Task. List each line holding the string "nProtocol".

··· Input records

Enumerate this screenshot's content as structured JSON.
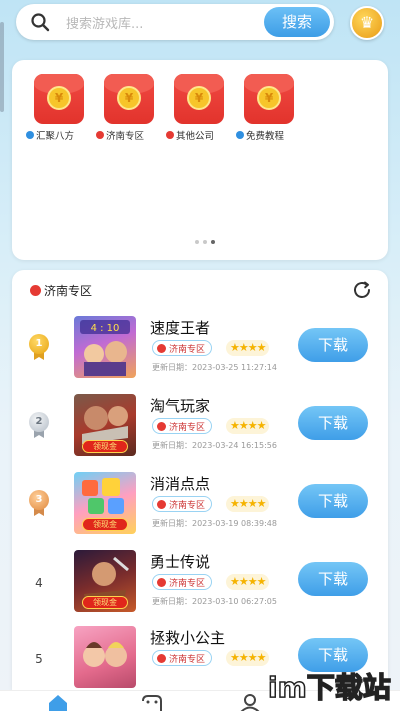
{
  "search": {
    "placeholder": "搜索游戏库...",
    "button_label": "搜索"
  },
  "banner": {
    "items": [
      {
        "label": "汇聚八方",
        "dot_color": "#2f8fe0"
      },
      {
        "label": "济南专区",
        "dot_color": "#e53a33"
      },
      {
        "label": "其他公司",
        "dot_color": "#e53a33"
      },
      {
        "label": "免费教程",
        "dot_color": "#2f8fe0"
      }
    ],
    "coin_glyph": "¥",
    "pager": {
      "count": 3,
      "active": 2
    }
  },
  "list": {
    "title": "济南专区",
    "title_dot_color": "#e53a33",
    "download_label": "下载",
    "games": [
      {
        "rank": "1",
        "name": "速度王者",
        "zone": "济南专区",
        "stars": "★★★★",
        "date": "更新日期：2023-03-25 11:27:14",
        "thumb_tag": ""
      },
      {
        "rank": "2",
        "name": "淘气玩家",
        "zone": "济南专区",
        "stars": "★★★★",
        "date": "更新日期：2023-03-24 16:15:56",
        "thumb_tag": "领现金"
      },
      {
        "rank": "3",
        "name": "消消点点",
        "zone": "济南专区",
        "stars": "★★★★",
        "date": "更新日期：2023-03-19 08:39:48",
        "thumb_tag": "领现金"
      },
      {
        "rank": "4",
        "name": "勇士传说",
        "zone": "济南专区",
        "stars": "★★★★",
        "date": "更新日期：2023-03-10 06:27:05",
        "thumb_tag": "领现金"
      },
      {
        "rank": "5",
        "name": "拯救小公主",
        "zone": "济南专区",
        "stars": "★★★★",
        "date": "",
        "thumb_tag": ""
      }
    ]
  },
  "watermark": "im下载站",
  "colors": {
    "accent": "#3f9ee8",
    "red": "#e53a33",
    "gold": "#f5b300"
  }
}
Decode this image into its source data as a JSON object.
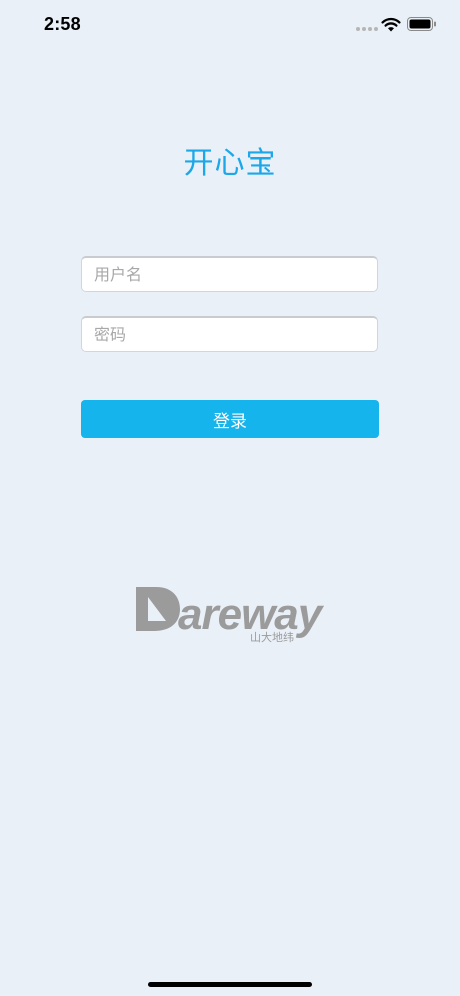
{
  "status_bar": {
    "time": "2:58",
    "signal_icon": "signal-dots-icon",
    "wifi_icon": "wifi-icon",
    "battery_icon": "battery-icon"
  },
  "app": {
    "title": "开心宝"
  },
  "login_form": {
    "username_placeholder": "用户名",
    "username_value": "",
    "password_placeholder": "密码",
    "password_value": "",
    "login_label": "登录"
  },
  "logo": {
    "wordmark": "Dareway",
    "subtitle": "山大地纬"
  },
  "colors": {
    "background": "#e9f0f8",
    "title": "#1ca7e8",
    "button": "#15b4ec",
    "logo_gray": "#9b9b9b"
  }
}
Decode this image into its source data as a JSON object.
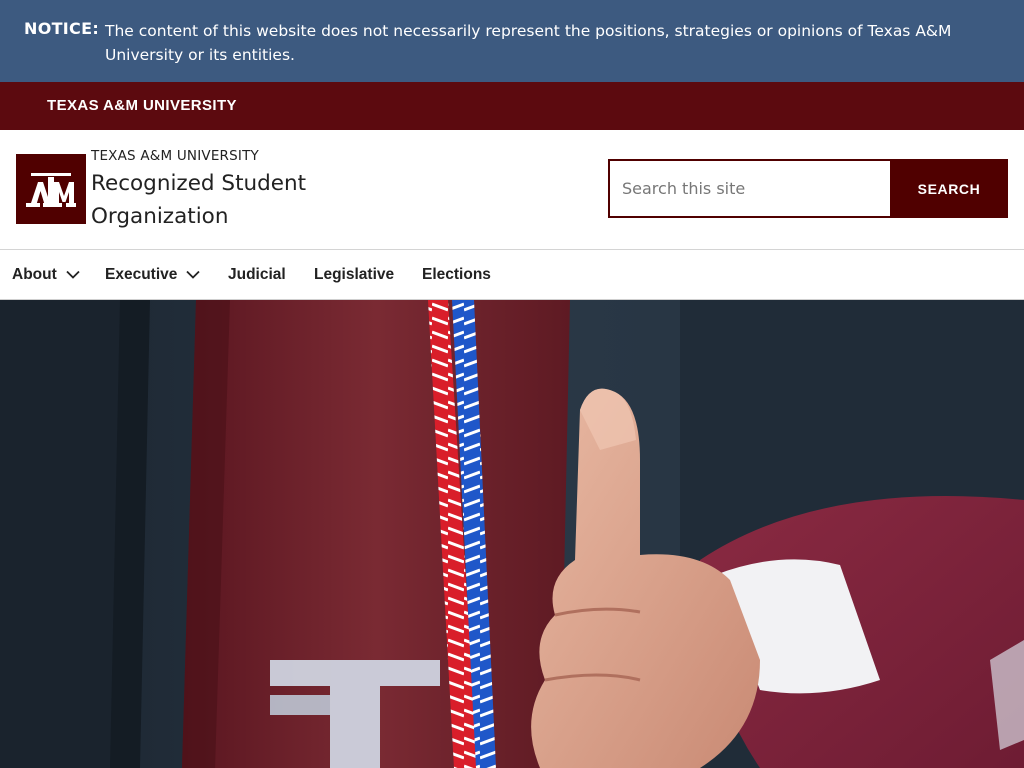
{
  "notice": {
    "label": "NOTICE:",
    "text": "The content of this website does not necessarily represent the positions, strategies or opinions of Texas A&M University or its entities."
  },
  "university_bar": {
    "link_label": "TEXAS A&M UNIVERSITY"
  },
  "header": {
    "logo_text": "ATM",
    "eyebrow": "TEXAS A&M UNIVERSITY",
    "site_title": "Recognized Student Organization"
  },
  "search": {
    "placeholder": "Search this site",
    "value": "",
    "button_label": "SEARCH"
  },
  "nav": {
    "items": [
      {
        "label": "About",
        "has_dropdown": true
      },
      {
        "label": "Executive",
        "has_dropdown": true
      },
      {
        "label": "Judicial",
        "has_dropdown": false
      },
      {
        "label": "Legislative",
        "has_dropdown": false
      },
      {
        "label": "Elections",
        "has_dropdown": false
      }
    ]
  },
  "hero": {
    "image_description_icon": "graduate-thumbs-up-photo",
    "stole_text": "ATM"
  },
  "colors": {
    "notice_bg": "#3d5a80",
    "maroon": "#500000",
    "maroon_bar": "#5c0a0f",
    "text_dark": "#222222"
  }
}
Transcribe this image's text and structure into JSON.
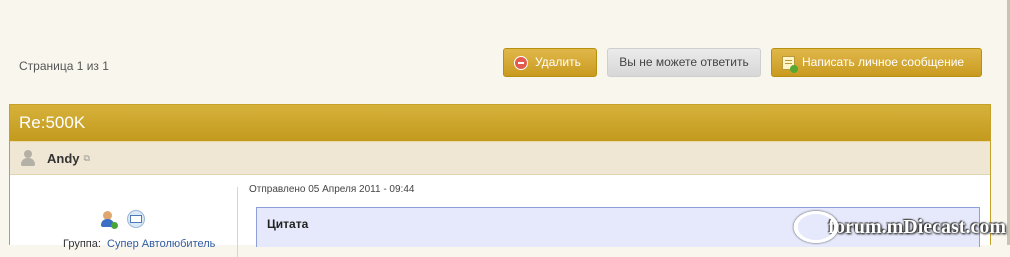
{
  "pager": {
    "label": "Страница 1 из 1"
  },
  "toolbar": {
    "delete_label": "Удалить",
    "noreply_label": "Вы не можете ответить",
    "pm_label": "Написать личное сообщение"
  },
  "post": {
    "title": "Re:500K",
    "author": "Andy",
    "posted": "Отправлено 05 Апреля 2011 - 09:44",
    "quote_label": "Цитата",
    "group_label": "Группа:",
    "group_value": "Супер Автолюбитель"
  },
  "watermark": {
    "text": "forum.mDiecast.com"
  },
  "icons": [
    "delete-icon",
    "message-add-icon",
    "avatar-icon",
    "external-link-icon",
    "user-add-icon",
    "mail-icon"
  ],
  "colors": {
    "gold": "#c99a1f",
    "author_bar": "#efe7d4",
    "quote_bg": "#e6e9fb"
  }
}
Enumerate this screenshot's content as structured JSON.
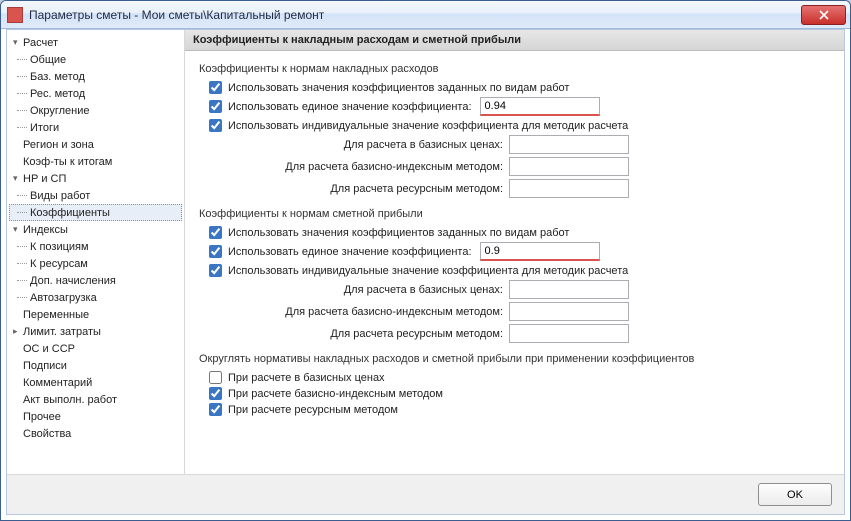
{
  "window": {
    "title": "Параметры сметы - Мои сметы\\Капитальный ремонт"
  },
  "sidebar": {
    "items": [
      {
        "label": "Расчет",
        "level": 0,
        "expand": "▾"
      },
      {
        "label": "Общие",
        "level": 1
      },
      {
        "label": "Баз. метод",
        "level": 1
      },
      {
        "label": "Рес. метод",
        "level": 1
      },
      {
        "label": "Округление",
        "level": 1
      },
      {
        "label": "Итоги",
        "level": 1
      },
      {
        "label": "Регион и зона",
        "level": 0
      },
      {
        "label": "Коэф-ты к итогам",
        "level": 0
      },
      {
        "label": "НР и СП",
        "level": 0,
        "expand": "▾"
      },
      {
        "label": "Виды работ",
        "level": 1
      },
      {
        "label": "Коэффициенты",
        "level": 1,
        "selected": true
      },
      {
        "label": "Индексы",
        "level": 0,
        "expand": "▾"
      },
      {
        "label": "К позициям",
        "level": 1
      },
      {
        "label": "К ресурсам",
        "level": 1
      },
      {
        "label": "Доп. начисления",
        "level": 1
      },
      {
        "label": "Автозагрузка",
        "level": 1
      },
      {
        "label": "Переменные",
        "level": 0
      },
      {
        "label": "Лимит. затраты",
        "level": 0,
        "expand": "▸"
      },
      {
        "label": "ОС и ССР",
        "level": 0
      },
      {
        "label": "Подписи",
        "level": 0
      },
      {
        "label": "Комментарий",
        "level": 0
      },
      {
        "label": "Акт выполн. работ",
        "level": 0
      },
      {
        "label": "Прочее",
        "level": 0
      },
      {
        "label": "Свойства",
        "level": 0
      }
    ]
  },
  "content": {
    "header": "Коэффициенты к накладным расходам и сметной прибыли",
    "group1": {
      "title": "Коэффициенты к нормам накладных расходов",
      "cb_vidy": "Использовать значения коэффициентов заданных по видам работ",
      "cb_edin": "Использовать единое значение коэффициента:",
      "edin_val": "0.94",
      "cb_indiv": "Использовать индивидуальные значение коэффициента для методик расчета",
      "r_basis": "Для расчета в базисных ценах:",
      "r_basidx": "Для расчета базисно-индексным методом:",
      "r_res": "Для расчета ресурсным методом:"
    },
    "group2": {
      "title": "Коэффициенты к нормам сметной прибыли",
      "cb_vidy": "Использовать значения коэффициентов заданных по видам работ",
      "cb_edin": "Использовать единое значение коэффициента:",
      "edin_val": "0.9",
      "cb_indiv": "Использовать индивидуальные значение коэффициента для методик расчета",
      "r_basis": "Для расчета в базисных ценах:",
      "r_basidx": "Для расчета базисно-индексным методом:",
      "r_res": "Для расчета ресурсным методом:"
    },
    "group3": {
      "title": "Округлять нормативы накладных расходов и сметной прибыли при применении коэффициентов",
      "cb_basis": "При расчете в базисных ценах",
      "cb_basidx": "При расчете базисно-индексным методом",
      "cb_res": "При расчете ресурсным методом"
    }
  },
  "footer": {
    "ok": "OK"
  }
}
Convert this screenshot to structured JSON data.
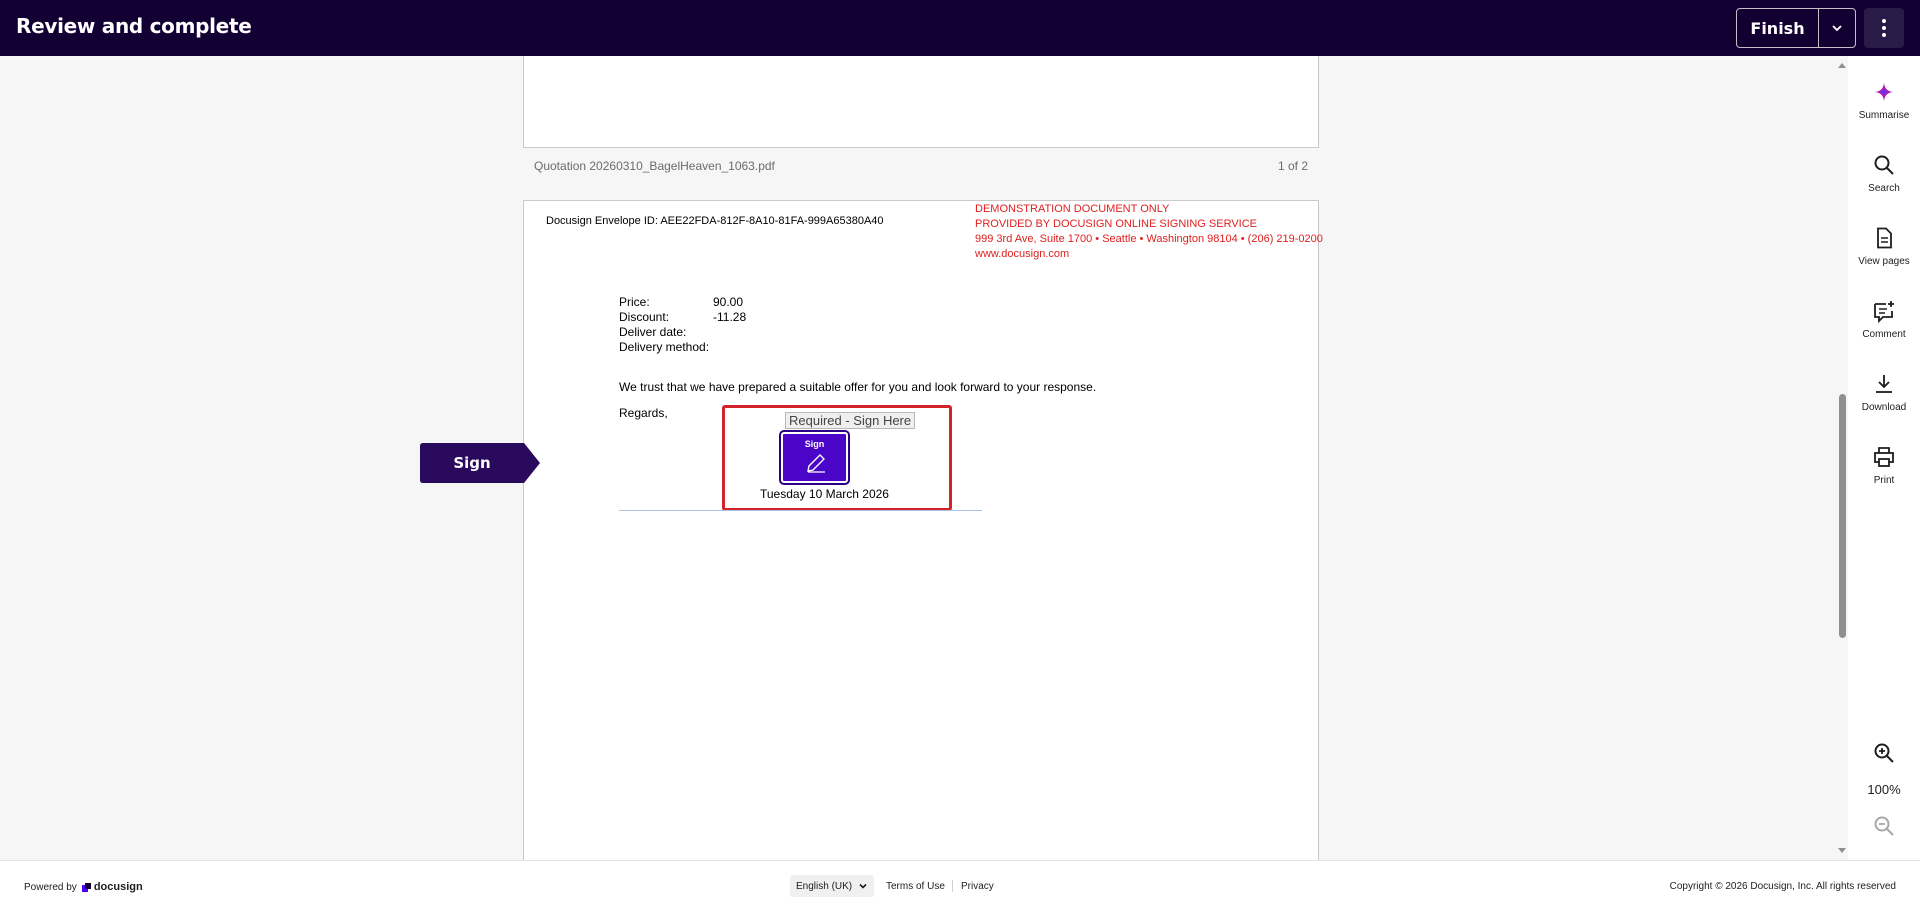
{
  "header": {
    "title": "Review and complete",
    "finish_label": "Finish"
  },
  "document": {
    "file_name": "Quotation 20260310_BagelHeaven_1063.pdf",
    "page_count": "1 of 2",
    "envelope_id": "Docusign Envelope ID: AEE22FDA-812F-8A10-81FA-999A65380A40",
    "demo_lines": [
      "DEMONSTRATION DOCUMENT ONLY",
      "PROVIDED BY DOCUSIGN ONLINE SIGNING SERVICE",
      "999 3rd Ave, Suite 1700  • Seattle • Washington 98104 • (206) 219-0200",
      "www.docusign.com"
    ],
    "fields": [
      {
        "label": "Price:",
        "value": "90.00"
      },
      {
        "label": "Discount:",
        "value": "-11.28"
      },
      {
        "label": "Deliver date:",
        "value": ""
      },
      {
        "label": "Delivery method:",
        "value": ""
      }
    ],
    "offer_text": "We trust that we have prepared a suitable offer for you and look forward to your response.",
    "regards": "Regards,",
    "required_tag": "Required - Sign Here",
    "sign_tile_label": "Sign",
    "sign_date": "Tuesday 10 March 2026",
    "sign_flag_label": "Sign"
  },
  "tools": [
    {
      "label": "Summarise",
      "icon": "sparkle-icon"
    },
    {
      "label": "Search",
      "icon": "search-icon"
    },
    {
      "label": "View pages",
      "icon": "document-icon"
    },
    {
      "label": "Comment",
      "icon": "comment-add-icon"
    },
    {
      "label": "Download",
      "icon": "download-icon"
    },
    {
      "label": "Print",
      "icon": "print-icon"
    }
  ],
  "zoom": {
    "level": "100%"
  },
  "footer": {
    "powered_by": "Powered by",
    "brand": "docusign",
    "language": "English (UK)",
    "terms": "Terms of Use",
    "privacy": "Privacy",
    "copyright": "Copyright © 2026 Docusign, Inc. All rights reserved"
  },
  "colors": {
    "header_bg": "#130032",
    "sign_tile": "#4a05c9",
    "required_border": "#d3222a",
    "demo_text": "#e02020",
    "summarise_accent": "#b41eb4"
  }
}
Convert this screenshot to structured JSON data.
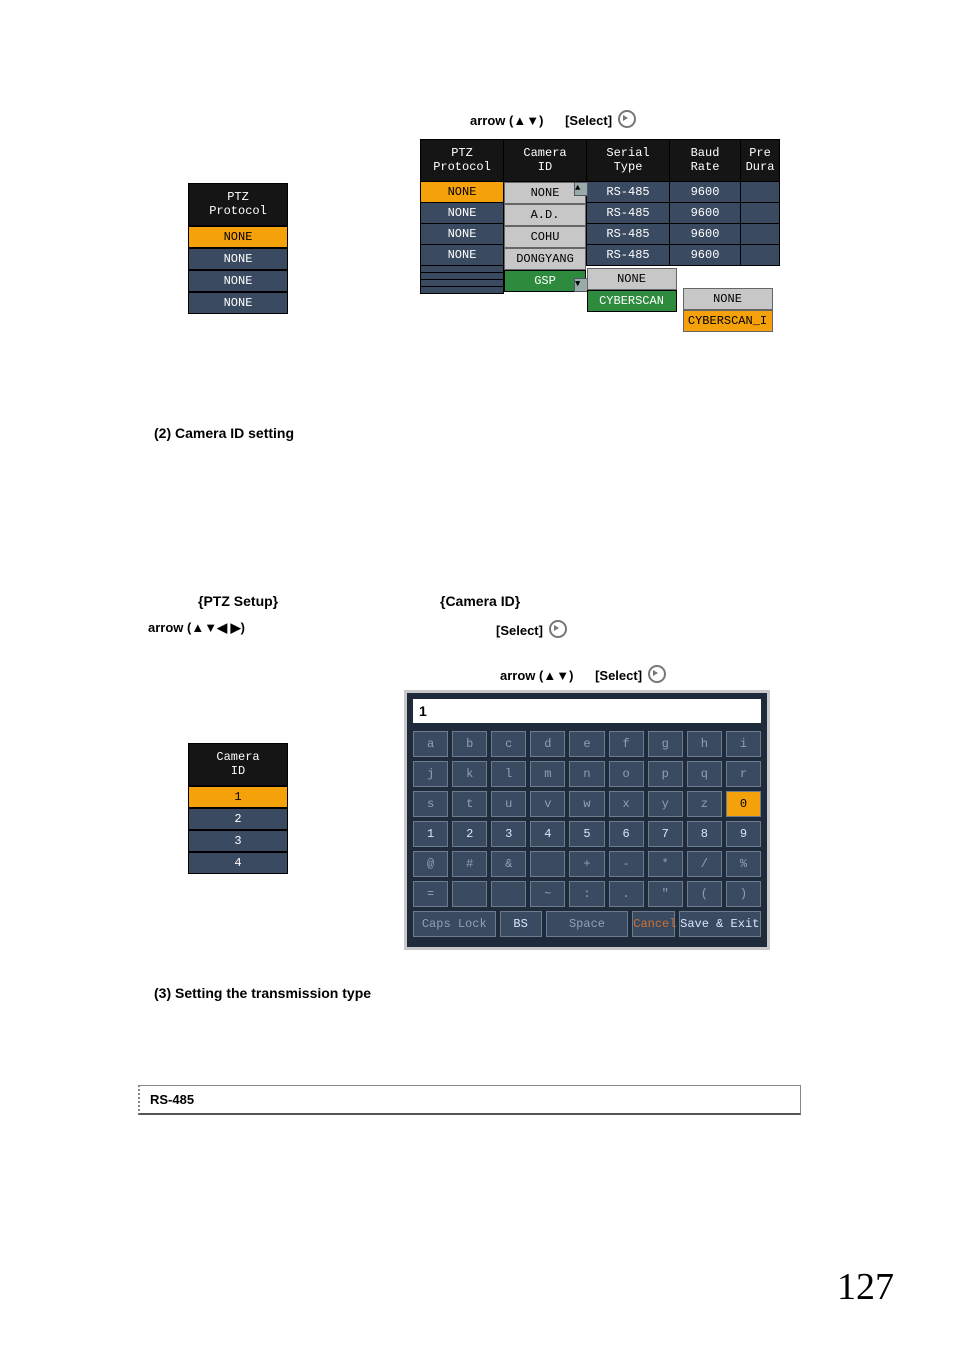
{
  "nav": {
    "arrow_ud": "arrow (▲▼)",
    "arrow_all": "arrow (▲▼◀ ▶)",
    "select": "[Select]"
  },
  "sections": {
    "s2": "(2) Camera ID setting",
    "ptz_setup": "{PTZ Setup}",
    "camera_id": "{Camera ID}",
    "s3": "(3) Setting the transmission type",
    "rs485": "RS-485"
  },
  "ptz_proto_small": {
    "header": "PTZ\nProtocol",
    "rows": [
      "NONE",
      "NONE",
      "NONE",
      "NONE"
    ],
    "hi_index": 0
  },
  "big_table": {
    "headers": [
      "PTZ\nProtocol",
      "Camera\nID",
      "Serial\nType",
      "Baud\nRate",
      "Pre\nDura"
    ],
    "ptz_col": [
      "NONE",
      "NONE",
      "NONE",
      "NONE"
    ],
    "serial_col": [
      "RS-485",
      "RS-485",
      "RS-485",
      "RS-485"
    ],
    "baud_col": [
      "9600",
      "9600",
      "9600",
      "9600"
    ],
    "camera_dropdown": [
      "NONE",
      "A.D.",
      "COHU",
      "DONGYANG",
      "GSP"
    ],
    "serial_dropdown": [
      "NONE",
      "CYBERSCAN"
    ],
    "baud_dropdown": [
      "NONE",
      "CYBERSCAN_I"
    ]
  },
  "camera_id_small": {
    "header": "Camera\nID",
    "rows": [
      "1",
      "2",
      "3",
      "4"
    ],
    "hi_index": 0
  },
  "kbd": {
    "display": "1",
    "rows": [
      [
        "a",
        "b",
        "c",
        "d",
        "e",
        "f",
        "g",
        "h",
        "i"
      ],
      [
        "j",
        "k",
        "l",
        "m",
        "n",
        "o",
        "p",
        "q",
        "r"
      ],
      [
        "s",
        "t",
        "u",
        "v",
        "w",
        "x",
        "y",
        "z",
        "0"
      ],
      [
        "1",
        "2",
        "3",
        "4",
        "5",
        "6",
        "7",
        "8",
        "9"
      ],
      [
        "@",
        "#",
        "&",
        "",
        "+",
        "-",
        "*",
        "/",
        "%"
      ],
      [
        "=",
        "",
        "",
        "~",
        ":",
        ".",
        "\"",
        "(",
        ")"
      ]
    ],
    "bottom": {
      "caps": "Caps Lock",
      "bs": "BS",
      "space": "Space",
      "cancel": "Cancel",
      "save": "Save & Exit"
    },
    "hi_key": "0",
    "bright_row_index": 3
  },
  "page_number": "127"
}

······

Solution to the problem.
    "header": "PTZ\nProtocol",
      "PTZ\nProtocol",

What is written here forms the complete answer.